EXERCISE DIRECTIONS.
Copy every line of the listing that holds the string "detailed".

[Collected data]

<<<<

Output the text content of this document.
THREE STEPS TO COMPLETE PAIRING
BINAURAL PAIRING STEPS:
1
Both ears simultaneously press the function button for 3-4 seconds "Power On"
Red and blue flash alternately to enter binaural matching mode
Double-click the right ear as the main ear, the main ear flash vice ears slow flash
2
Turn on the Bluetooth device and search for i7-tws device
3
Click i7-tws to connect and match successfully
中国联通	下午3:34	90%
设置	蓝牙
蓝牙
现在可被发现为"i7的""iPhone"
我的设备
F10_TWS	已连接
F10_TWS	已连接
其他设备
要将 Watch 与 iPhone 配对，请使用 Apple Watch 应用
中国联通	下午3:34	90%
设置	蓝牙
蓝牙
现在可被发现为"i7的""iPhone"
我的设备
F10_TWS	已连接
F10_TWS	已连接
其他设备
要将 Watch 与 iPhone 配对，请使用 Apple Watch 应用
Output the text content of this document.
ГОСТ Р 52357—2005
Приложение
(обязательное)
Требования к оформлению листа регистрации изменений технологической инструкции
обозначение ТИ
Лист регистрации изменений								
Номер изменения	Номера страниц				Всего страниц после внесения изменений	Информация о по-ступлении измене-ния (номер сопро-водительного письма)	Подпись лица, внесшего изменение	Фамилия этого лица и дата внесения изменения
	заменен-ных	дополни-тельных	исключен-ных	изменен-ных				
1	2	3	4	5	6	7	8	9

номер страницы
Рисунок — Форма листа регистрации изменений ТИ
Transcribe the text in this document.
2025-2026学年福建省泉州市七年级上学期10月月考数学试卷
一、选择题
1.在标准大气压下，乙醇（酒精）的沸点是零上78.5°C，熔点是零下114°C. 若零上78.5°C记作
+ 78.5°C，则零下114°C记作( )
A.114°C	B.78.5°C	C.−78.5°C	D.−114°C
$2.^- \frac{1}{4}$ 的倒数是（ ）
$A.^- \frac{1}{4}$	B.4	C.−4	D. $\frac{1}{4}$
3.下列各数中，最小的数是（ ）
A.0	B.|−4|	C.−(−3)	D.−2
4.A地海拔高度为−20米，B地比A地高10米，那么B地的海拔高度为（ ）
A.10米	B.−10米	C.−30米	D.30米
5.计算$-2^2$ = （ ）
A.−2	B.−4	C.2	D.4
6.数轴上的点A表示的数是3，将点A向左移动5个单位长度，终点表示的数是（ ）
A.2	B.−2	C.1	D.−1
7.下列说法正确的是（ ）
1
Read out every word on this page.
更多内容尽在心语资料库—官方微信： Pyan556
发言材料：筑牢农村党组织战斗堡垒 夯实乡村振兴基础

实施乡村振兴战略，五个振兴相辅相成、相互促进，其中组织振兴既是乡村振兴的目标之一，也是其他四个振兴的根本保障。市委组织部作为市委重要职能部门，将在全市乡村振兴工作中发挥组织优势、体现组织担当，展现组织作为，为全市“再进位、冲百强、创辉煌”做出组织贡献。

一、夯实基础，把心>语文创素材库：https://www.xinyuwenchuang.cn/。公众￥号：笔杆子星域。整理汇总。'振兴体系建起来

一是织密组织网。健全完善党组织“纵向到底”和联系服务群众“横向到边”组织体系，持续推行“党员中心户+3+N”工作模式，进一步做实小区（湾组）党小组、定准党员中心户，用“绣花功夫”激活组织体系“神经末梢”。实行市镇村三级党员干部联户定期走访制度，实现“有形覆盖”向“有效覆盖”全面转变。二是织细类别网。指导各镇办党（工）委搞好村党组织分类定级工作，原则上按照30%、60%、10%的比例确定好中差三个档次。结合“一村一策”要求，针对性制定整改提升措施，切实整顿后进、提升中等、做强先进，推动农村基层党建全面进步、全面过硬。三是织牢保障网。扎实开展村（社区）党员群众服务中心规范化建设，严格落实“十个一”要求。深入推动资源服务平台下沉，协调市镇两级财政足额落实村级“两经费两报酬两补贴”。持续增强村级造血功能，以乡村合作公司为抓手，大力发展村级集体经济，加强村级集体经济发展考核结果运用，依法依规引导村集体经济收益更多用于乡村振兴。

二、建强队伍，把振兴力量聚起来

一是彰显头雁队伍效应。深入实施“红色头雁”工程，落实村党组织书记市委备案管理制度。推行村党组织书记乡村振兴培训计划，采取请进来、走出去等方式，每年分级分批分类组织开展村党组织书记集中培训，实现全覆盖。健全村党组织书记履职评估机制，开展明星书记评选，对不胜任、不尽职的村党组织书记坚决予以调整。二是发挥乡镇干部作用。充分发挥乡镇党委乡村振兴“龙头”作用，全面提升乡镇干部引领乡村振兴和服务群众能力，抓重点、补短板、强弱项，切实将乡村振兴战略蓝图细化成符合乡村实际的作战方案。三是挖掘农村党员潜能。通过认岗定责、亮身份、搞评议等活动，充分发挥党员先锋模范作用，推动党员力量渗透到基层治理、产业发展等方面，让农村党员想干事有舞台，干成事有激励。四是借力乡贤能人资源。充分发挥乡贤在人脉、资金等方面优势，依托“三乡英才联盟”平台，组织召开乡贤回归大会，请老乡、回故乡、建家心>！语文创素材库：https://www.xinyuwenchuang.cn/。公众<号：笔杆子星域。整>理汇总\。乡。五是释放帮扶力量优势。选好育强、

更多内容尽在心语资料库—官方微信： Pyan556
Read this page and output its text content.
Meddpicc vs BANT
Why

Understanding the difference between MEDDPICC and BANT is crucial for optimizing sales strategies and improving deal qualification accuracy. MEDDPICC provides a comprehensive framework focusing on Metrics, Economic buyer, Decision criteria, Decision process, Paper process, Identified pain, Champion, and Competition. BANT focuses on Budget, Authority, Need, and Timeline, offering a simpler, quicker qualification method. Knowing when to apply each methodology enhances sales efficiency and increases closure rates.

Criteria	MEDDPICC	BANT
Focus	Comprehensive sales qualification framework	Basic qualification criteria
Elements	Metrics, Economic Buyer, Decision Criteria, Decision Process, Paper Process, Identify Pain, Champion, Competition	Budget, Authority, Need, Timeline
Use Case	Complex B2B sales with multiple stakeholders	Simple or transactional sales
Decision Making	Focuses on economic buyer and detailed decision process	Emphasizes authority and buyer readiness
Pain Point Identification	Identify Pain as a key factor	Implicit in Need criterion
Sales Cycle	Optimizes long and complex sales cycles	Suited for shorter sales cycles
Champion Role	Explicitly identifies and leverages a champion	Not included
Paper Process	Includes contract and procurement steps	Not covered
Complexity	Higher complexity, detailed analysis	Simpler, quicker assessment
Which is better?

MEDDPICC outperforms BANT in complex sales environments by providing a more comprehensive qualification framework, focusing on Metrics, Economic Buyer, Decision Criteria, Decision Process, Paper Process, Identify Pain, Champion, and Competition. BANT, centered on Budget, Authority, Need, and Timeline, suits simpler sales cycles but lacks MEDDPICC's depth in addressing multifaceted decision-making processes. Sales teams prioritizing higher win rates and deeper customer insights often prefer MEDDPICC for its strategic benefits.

>>>>

EXERCISE ANSWER.
Decision Making	Focuses on economic buyer and detailed decision process	Emphasizes authority and buyer readiness
Complexity	Higher complexity, detailed analysis	Simpler, quicker assessment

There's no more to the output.